■ **Aim of the exercise**
Print the full listing exactly.

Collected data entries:

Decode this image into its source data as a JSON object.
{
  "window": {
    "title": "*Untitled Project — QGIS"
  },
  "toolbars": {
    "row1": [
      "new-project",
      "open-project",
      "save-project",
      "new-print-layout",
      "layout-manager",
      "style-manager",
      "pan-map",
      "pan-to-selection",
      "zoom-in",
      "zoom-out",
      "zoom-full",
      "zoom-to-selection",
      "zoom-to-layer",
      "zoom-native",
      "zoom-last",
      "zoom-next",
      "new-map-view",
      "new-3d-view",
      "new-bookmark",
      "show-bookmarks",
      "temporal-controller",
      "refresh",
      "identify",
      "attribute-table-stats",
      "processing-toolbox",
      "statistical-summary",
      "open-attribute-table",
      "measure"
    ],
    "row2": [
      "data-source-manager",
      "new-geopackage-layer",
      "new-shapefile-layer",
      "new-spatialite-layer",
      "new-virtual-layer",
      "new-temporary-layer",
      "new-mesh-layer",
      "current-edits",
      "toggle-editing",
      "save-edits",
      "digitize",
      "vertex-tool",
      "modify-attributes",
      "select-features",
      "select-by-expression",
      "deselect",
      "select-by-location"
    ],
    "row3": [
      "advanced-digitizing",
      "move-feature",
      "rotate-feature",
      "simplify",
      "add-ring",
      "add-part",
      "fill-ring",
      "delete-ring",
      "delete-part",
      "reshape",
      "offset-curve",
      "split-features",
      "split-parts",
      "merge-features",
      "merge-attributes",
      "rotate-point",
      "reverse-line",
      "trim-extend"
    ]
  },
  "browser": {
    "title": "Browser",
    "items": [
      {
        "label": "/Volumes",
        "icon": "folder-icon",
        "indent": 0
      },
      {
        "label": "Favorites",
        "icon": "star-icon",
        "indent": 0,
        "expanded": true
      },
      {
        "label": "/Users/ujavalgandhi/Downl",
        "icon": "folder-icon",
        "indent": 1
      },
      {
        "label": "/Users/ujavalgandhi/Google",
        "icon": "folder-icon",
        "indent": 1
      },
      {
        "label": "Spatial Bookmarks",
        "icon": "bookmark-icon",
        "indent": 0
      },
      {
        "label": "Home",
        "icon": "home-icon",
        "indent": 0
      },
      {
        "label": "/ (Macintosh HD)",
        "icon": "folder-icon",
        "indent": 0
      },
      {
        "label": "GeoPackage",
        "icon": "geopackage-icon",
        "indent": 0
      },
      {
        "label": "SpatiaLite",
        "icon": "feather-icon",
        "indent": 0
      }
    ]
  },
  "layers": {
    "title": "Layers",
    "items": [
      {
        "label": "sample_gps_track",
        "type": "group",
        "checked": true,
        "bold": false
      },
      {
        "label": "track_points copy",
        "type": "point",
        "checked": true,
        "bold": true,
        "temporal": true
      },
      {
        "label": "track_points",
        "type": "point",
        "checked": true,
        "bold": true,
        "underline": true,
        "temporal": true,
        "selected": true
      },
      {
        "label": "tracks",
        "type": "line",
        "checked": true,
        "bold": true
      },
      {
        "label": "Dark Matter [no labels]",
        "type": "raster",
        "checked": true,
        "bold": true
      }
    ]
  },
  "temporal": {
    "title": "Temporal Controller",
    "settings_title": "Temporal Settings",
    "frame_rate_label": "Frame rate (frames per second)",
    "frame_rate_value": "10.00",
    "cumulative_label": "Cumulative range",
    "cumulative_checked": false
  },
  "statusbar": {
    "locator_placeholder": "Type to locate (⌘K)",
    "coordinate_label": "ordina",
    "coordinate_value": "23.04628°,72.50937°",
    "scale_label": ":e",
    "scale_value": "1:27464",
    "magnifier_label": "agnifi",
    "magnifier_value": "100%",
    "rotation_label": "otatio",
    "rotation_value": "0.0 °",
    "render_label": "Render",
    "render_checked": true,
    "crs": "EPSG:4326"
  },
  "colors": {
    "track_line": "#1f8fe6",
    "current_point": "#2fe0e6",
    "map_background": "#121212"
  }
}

■ **Task solution**
Decode this image into its source data as a JSON object.
{
  "window": {
    "title": "*Untitled Project — QGIS"
  },
  "toolbars": {
    "row1": [
      "new-project",
      "open-project",
      "save-project",
      "new-print-layout",
      "layout-manager",
      "style-manager",
      "pan-map",
      "pan-to-selection",
      "zoom-in",
      "zoom-out",
      "zoom-full",
      "zoom-to-selection",
      "zoom-to-layer",
      "zoom-native",
      "zoom-last",
      "zoom-next",
      "new-map-view",
      "new-3d-view",
      "new-bookmark",
      "show-bookmarks",
      "temporal-controller",
      "refresh",
      "identify",
      "attribute-table-stats",
      "processing-toolbox",
      "statistical-summary",
      "open-attribute-table",
      "measure"
    ],
    "row2": [
      "data-source-manager",
      "new-geopackage-layer",
      "new-shapefile-layer",
      "new-spatialite-layer",
      "new-virtual-layer",
      "new-temporary-layer",
      "new-mesh-layer",
      "current-edits",
      "toggle-editing",
      "save-edits",
      "digitize",
      "vertex-tool",
      "modify-attributes",
      "select-features",
      "select-by-expression",
      "deselect",
      "select-by-location"
    ],
    "row3": [
      "advanced-digitizing",
      "move-feature",
      "rotate-feature",
      "simplify",
      "add-ring",
      "add-part",
      "fill-ring",
      "delete-ring",
      "delete-part",
      "reshape",
      "offset-curve",
      "split-features",
      "split-parts",
      "merge-features",
      "merge-attributes",
      "rotate-point",
      "reverse-line",
      "trim-extend"
    ]
  },
  "browser": {
    "title": "Browser",
    "items": [
      {
        "label": "/Volumes",
        "icon": "folder-icon",
        "indent": 0
      },
      {
        "label": "Favorites",
        "icon": "star-icon",
        "indent": 0,
        "expanded": true
      },
      {
        "label": "/Users/ujavalgandhi/Downl",
        "icon": "folder-icon",
        "indent": 1
      },
      {
        "label": "/Users/ujavalgandhi/Google",
        "icon": "folder-icon",
        "indent": 1
      },
      {
        "label": "Spatial Bookmarks",
        "icon": "bookmark-icon",
        "indent": 0
      },
      {
        "label": "Home",
        "icon": "home-icon",
        "indent": 0
      },
      {
        "label": "/ (Macintosh HD)",
        "icon": "folder-icon",
        "indent": 0
      },
      {
        "label": "GeoPackage",
        "icon": "geopackage-icon",
        "indent": 0
      },
      {
        "label": "SpatiaLite",
        "icon": "feather-icon",
        "indent": 0
      }
    ]
  },
  "layers": {
    "title": "Layers",
    "items": [
      {
        "label": "sample_gps_track",
        "type": "group",
        "checked": true,
        "bold": false
      },
      {
        "label": "track_points copy",
        "type": "point",
        "checked": true,
        "bold": true,
        "temporal": true
      },
      {
        "label": "track_points",
        "type": "point",
        "checked": true,
        "bold": true,
        "underline": true,
        "temporal": true,
        "selected": true
      },
      {
        "label": "tracks",
        "type": "line",
        "checked": true,
        "bold": true
      },
      {
        "label": "Dark Matter [no labels]",
        "type": "raster",
        "checked": true,
        "bold": true
      }
    ]
  },
  "temporal": {
    "title": "Temporal Controller",
    "settings_title": "Temporal Settings",
    "frame_rate_label": "Frame rate (frames per second)",
    "frame_rate_value": "10.00",
    "cumulative_label": "Cumulative range",
    "cumulative_checked": false
  },
  "statusbar": {
    "locator_placeholder": "Type to locate (⌘K)",
    "coordinate_label": "ordina",
    "coordinate_value": "23.04628°,72.50937°",
    "scale_label": ":e",
    "scale_value": "1:27464",
    "magnifier_label": "agnifi",
    "magnifier_value": "100%",
    "rotation_label": "otatio",
    "rotation_value": "0.0 °",
    "render_label": "Render",
    "render_checked": true,
    "crs": "EPSG:4326"
  },
  "colors": {
    "track_line": "#1f8fe6",
    "current_point": "#2fe0e6",
    "map_background": "#121212"
  }
}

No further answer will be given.